-- BEGIN MATERIAL PROVIDED --

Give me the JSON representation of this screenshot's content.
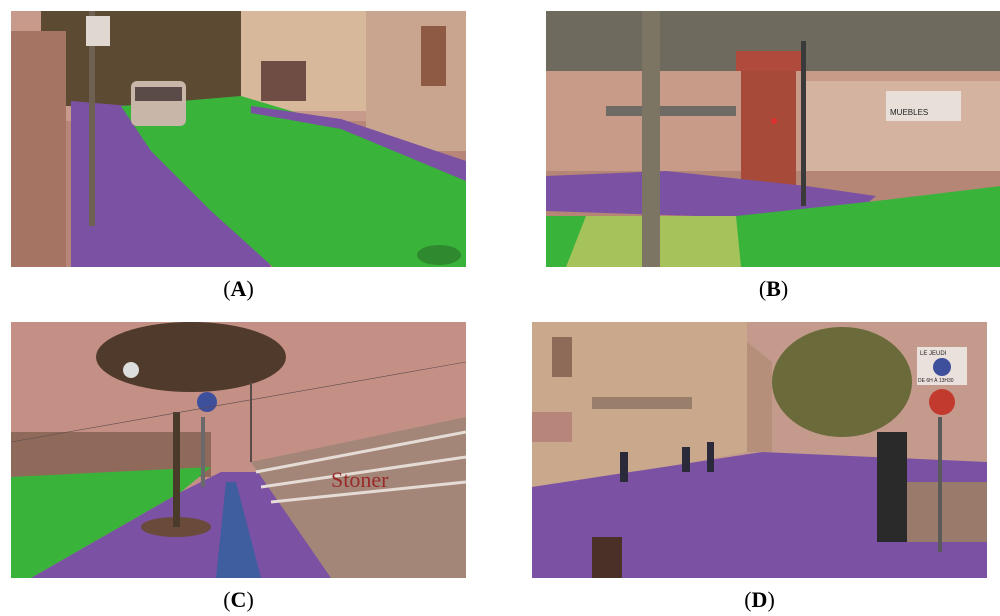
{
  "figure": {
    "panels": [
      {
        "id": "A",
        "caption_open": "(",
        "label": "A",
        "caption_close": ")",
        "scene": "urban street with segmented road and sidewalk"
      },
      {
        "id": "B",
        "caption_open": "(",
        "label": "B",
        "caption_close": ")",
        "scene": "intersection under elevated structure"
      },
      {
        "id": "C",
        "caption_open": "(",
        "label": "C",
        "caption_close": ")",
        "scene": "sidewalk with tree and railing"
      },
      {
        "id": "D",
        "caption_open": "(",
        "label": "D",
        "caption_close": ")",
        "scene": "pedestrian plaza with buildings"
      }
    ],
    "signs": {
      "shop_sign_b": "MUEBLES",
      "parking_sign_d": "LE JEUDI",
      "parking_sign_d_hours": "DE 6H À 13H30",
      "railing_text_c": "Stoner"
    },
    "colors": {
      "road_overlay": "#3bbf3b",
      "sidewalk_overlay": "#7d4fa8",
      "background_overlay": "#c48a84",
      "crosswalk_overlay": "#a9c45a"
    }
  }
}
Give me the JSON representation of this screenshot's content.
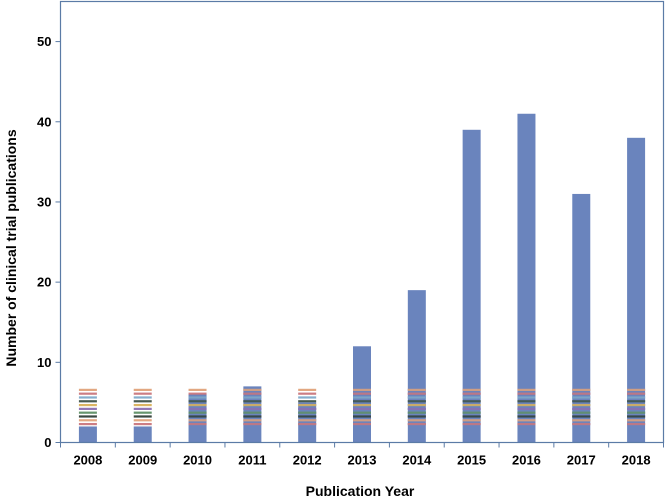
{
  "chart_data": {
    "type": "bar",
    "title": "",
    "xlabel": "Publication Year",
    "ylabel": "Number of clinical trial publications",
    "categories": [
      "2008",
      "2009",
      "2010",
      "2011",
      "2012",
      "2013",
      "2014",
      "2015",
      "2016",
      "2017",
      "2018"
    ],
    "values": [
      2,
      2,
      6,
      7,
      5,
      12,
      19,
      39,
      41,
      31,
      38
    ],
    "ylim": [
      0,
      55
    ],
    "yticks": [
      "0",
      "10",
      "20",
      "30",
      "40",
      "50"
    ],
    "ytick_values": [
      0,
      10,
      20,
      30,
      40,
      50
    ],
    "grid": false,
    "legend": "none",
    "colors": {
      "bar": "#6A84BD",
      "frame": "#5B7BA6",
      "stripes": [
        "#E0A27A",
        "#C9767D",
        "#7EA9C9",
        "#3E5248",
        "#D9B15A",
        "#8C6FB0",
        "#5E8F65",
        "#2F3E37"
      ]
    }
  }
}
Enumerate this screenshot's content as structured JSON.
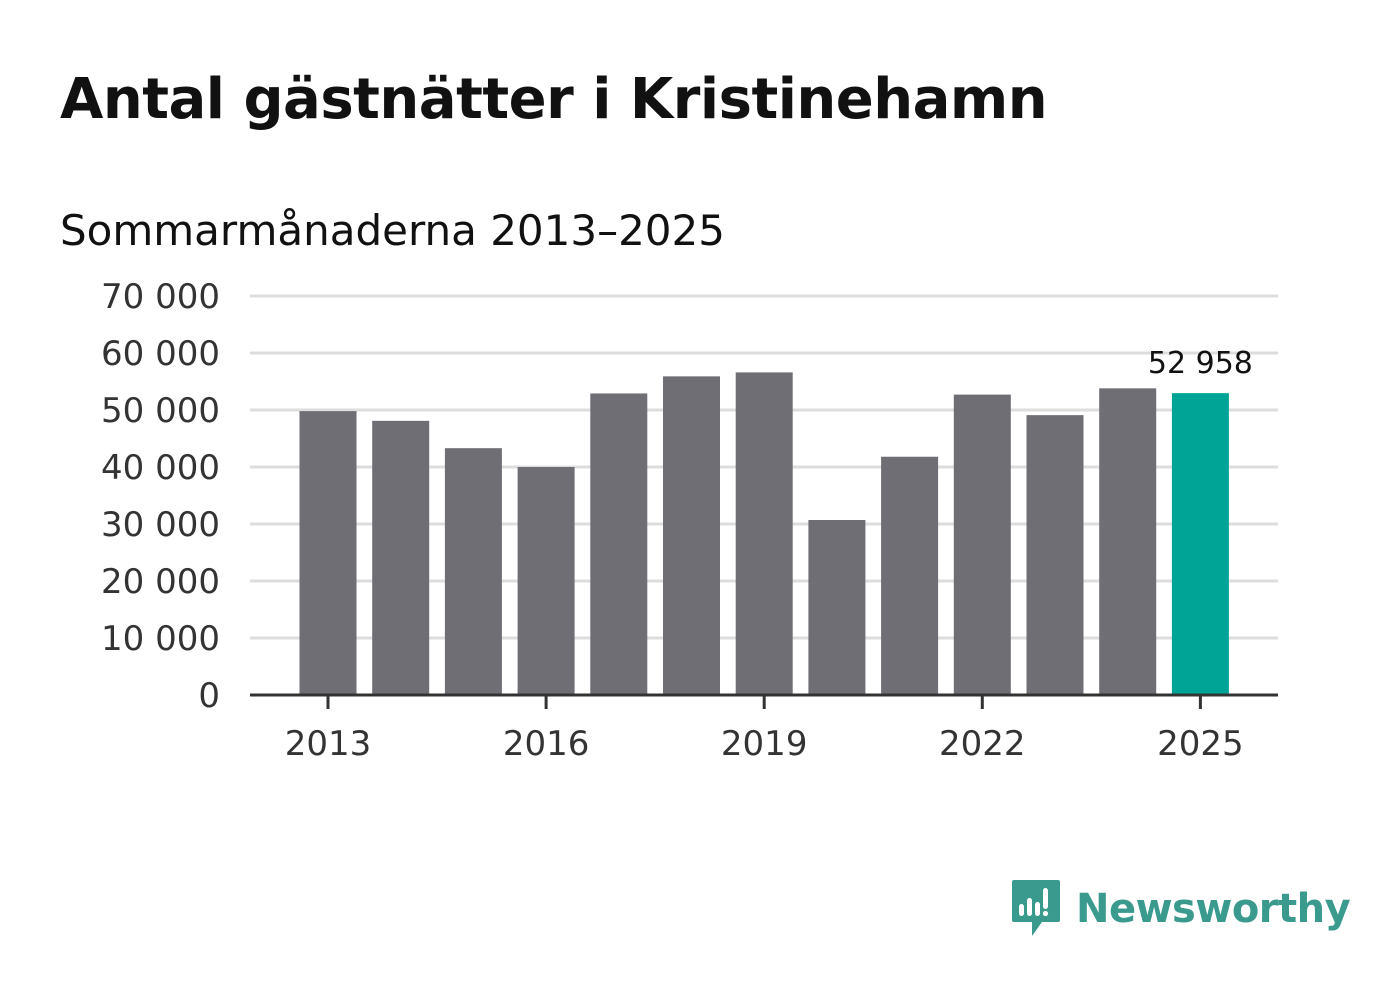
{
  "title": "Antal gästnätter i Kristinehamn",
  "subtitle": "Sommarmånaderna 2013–2025",
  "brand": {
    "name": "Newsworthy",
    "color": "#3a9a8e"
  },
  "colors": {
    "bar": "#6f6e75",
    "highlight": "#00a497",
    "grid": "#dddddd",
    "axis": "#333333"
  },
  "chart_data": {
    "type": "bar",
    "categories": [
      "2013",
      "2014",
      "2015",
      "2016",
      "2017",
      "2018",
      "2019",
      "2020",
      "2021",
      "2022",
      "2023",
      "2024",
      "2025"
    ],
    "values": [
      49800,
      48100,
      43300,
      40000,
      52900,
      55900,
      56600,
      30700,
      41800,
      52700,
      49100,
      53800,
      52958
    ],
    "highlight_index": 12,
    "data_labels": [
      {
        "index": 12,
        "text": "52 958"
      }
    ],
    "ylim": [
      0,
      70000
    ],
    "y_ticks": [
      0,
      10000,
      20000,
      30000,
      40000,
      50000,
      60000,
      70000
    ],
    "y_tick_labels": [
      "0",
      "10 000",
      "20 000",
      "30 000",
      "40 000",
      "50 000",
      "60 000",
      "70 000"
    ],
    "x_tick_labels": [
      "2013",
      "2016",
      "2019",
      "2022",
      "2025"
    ],
    "grid": true,
    "legend": "none"
  }
}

-- END MATERIAL PROVIDED --

• _TASK PROMPT_
Only the lines from the line bearing "Enumerate this screenshot's" to the end of the listing above, both inclusive, should be extracted verbatim; the pictures are excluded.

• _ANSWER TO THIS EXERCISE_
Enumerate this screenshot's content as structured JSON.
{
  "title": "Antal gästnätter i Kristinehamn",
  "subtitle": "Sommarmånaderna 2013–2025",
  "brand": {
    "name": "Newsworthy",
    "color": "#3a9a8e"
  },
  "colors": {
    "bar": "#6f6e75",
    "highlight": "#00a497",
    "grid": "#dddddd",
    "axis": "#333333"
  },
  "chart_data": {
    "type": "bar",
    "categories": [
      "2013",
      "2014",
      "2015",
      "2016",
      "2017",
      "2018",
      "2019",
      "2020",
      "2021",
      "2022",
      "2023",
      "2024",
      "2025"
    ],
    "values": [
      49800,
      48100,
      43300,
      40000,
      52900,
      55900,
      56600,
      30700,
      41800,
      52700,
      49100,
      53800,
      52958
    ],
    "highlight_index": 12,
    "data_labels": [
      {
        "index": 12,
        "text": "52 958"
      }
    ],
    "ylim": [
      0,
      70000
    ],
    "y_ticks": [
      0,
      10000,
      20000,
      30000,
      40000,
      50000,
      60000,
      70000
    ],
    "y_tick_labels": [
      "0",
      "10 000",
      "20 000",
      "30 000",
      "40 000",
      "50 000",
      "60 000",
      "70 000"
    ],
    "x_tick_labels": [
      "2013",
      "2016",
      "2019",
      "2022",
      "2025"
    ],
    "grid": true,
    "legend": "none"
  }
}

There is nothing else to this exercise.